» The request
Please give the entries again in full and exactly, without any picture.

· · ·

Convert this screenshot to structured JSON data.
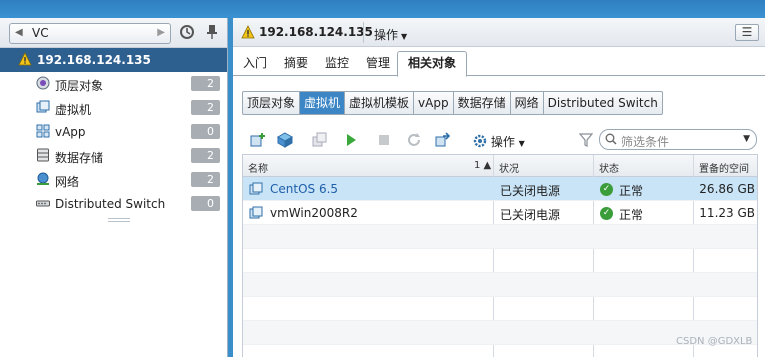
{
  "navigator": {
    "back_label": "VC",
    "host_name": "192.168.124.135",
    "items": [
      {
        "label": "顶层对象",
        "count": "2",
        "icon": "top-objects-icon"
      },
      {
        "label": "虚拟机",
        "count": "2",
        "icon": "vm-icon"
      },
      {
        "label": "vApp",
        "count": "0",
        "icon": "vapp-icon"
      },
      {
        "label": "数据存储",
        "count": "2",
        "icon": "datastore-icon"
      },
      {
        "label": "网络",
        "count": "2",
        "icon": "network-icon"
      },
      {
        "label": "Distributed Switch",
        "count": "0",
        "icon": "distributed-switch-icon"
      }
    ]
  },
  "header": {
    "title": "192.168.124.135",
    "actions_label": "操作"
  },
  "tabs": [
    "入门",
    "摘要",
    "监控",
    "管理",
    "相关对象"
  ],
  "active_tab": "相关对象",
  "subtabs": [
    "顶层对象",
    "虚拟机",
    "虚拟机模板",
    "vApp",
    "数据存储",
    "网络",
    "Distributed Switch"
  ],
  "active_subtab": "虚拟机",
  "toolbar": {
    "actions_label": "操作",
    "filter_placeholder": "筛选条件"
  },
  "grid": {
    "columns": [
      "名称",
      "状况",
      "状态",
      "置备的空间"
    ],
    "sort_indicator": "1 ▲",
    "rows": [
      {
        "name": "CentOS 6.5",
        "state": "已关闭电源",
        "status": "正常",
        "space": "26.86  GB",
        "selected": true
      },
      {
        "name": "vmWin2008R2",
        "state": "已关闭电源",
        "status": "正常",
        "space": "11.23  GB",
        "selected": false
      }
    ]
  },
  "watermark": "CSDN @GDXLB",
  "colors": {
    "host_row_bg": "#2d5f8f",
    "selected_row": "#c9e4f7",
    "subtab_selected": "#3d86c6",
    "ok_green": "#3a9d3a"
  }
}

· · ·

» Response to the task
Convert this screenshot to structured JSON data.
{
  "navigator": {
    "back_label": "VC",
    "host_name": "192.168.124.135",
    "items": [
      {
        "label": "顶层对象",
        "count": "2",
        "icon": "top-objects-icon"
      },
      {
        "label": "虚拟机",
        "count": "2",
        "icon": "vm-icon"
      },
      {
        "label": "vApp",
        "count": "0",
        "icon": "vapp-icon"
      },
      {
        "label": "数据存储",
        "count": "2",
        "icon": "datastore-icon"
      },
      {
        "label": "网络",
        "count": "2",
        "icon": "network-icon"
      },
      {
        "label": "Distributed Switch",
        "count": "0",
        "icon": "distributed-switch-icon"
      }
    ]
  },
  "header": {
    "title": "192.168.124.135",
    "actions_label": "操作"
  },
  "tabs": [
    "入门",
    "摘要",
    "监控",
    "管理",
    "相关对象"
  ],
  "active_tab": "相关对象",
  "subtabs": [
    "顶层对象",
    "虚拟机",
    "虚拟机模板",
    "vApp",
    "数据存储",
    "网络",
    "Distributed Switch"
  ],
  "active_subtab": "虚拟机",
  "toolbar": {
    "actions_label": "操作",
    "filter_placeholder": "筛选条件"
  },
  "grid": {
    "columns": [
      "名称",
      "状况",
      "状态",
      "置备的空间"
    ],
    "sort_indicator": "1 ▲",
    "rows": [
      {
        "name": "CentOS 6.5",
        "state": "已关闭电源",
        "status": "正常",
        "space": "26.86  GB",
        "selected": true
      },
      {
        "name": "vmWin2008R2",
        "state": "已关闭电源",
        "status": "正常",
        "space": "11.23  GB",
        "selected": false
      }
    ]
  },
  "watermark": "CSDN @GDXLB",
  "colors": {
    "host_row_bg": "#2d5f8f",
    "selected_row": "#c9e4f7",
    "subtab_selected": "#3d86c6",
    "ok_green": "#3a9d3a"
  }
}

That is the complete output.